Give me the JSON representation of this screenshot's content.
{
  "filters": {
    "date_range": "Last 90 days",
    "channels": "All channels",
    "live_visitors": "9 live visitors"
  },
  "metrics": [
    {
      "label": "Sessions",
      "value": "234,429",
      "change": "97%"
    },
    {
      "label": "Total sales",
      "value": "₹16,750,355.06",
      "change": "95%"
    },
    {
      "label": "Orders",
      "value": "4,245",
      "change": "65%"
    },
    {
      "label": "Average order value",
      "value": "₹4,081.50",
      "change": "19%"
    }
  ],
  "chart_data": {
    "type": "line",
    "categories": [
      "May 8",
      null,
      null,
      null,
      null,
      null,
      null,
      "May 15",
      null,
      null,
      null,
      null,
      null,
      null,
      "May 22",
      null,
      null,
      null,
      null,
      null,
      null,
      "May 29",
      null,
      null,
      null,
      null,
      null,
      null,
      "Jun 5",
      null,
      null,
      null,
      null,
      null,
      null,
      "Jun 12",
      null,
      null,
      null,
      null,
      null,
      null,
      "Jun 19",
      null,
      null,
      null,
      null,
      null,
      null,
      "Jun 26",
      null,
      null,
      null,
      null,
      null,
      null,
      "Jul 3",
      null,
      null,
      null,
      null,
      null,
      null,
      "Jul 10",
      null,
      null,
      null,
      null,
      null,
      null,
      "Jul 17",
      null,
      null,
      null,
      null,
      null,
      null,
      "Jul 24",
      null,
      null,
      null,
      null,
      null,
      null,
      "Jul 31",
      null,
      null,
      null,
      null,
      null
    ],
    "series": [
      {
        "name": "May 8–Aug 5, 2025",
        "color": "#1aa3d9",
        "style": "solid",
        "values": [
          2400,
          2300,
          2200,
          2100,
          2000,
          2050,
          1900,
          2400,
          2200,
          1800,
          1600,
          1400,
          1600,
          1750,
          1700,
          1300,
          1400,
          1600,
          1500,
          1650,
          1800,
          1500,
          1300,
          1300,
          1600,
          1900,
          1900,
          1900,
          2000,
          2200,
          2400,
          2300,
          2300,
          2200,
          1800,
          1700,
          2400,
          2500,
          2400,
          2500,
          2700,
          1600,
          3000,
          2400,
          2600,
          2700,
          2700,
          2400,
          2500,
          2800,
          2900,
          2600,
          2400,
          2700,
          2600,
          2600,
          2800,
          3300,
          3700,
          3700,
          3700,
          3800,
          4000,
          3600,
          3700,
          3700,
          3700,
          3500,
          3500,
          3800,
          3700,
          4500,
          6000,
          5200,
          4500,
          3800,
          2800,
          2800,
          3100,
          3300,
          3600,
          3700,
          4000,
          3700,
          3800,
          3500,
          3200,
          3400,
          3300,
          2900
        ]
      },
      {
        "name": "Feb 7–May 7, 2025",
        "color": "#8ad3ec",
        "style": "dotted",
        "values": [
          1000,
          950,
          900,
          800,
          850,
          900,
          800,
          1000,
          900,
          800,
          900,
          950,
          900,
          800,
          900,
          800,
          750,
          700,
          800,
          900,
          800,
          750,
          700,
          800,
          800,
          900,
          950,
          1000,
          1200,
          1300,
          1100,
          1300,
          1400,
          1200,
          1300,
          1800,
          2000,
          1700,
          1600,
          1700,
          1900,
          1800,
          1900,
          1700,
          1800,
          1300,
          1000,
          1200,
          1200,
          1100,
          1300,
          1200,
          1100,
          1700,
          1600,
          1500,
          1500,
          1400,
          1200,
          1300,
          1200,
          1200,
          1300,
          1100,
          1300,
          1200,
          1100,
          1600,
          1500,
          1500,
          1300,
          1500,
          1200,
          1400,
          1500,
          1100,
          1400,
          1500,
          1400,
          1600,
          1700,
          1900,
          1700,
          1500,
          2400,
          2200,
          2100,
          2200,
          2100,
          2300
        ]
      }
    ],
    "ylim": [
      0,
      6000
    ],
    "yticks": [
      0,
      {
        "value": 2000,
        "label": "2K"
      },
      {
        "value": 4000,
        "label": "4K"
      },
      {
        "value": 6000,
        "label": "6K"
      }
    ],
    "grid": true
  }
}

##########

WHAT TO WORK ON: Make an exact copy of the records.

RESPONSE TO THIS EXERCISE:
Give me the JSON representation of this screenshot's content.
{
  "filters": {
    "date_range": "Last 90 days",
    "channels": "All channels",
    "live_visitors": "9 live visitors"
  },
  "metrics": [
    {
      "label": "Sessions",
      "value": "234,429",
      "change": "97%"
    },
    {
      "label": "Total sales",
      "value": "₹16,750,355.06",
      "change": "95%"
    },
    {
      "label": "Orders",
      "value": "4,245",
      "change": "65%"
    },
    {
      "label": "Average order value",
      "value": "₹4,081.50",
      "change": "19%"
    }
  ],
  "chart_data": {
    "type": "line",
    "categories": [
      "May 8",
      null,
      null,
      null,
      null,
      null,
      null,
      "May 15",
      null,
      null,
      null,
      null,
      null,
      null,
      "May 22",
      null,
      null,
      null,
      null,
      null,
      null,
      "May 29",
      null,
      null,
      null,
      null,
      null,
      null,
      "Jun 5",
      null,
      null,
      null,
      null,
      null,
      null,
      "Jun 12",
      null,
      null,
      null,
      null,
      null,
      null,
      "Jun 19",
      null,
      null,
      null,
      null,
      null,
      null,
      "Jun 26",
      null,
      null,
      null,
      null,
      null,
      null,
      "Jul 3",
      null,
      null,
      null,
      null,
      null,
      null,
      "Jul 10",
      null,
      null,
      null,
      null,
      null,
      null,
      "Jul 17",
      null,
      null,
      null,
      null,
      null,
      null,
      "Jul 24",
      null,
      null,
      null,
      null,
      null,
      null,
      "Jul 31",
      null,
      null,
      null,
      null,
      null
    ],
    "series": [
      {
        "name": "May 8–Aug 5, 2025",
        "color": "#1aa3d9",
        "style": "solid",
        "values": [
          2400,
          2300,
          2200,
          2100,
          2000,
          2050,
          1900,
          2400,
          2200,
          1800,
          1600,
          1400,
          1600,
          1750,
          1700,
          1300,
          1400,
          1600,
          1500,
          1650,
          1800,
          1500,
          1300,
          1300,
          1600,
          1900,
          1900,
          1900,
          2000,
          2200,
          2400,
          2300,
          2300,
          2200,
          1800,
          1700,
          2400,
          2500,
          2400,
          2500,
          2700,
          1600,
          3000,
          2400,
          2600,
          2700,
          2700,
          2400,
          2500,
          2800,
          2900,
          2600,
          2400,
          2700,
          2600,
          2600,
          2800,
          3300,
          3700,
          3700,
          3700,
          3800,
          4000,
          3600,
          3700,
          3700,
          3700,
          3500,
          3500,
          3800,
          3700,
          4500,
          6000,
          5200,
          4500,
          3800,
          2800,
          2800,
          3100,
          3300,
          3600,
          3700,
          4000,
          3700,
          3800,
          3500,
          3200,
          3400,
          3300,
          2900
        ]
      },
      {
        "name": "Feb 7–May 7, 2025",
        "color": "#8ad3ec",
        "style": "dotted",
        "values": [
          1000,
          950,
          900,
          800,
          850,
          900,
          800,
          1000,
          900,
          800,
          900,
          950,
          900,
          800,
          900,
          800,
          750,
          700,
          800,
          900,
          800,
          750,
          700,
          800,
          800,
          900,
          950,
          1000,
          1200,
          1300,
          1100,
          1300,
          1400,
          1200,
          1300,
          1800,
          2000,
          1700,
          1600,
          1700,
          1900,
          1800,
          1900,
          1700,
          1800,
          1300,
          1000,
          1200,
          1200,
          1100,
          1300,
          1200,
          1100,
          1700,
          1600,
          1500,
          1500,
          1400,
          1200,
          1300,
          1200,
          1200,
          1300,
          1100,
          1300,
          1200,
          1100,
          1600,
          1500,
          1500,
          1300,
          1500,
          1200,
          1400,
          1500,
          1100,
          1400,
          1500,
          1400,
          1600,
          1700,
          1900,
          1700,
          1500,
          2400,
          2200,
          2100,
          2200,
          2100,
          2300
        ]
      }
    ],
    "ylim": [
      0,
      6000
    ],
    "yticks": [
      0,
      {
        "value": 2000,
        "label": "2K"
      },
      {
        "value": 4000,
        "label": "4K"
      },
      {
        "value": 6000,
        "label": "6K"
      }
    ],
    "grid": true
  }
}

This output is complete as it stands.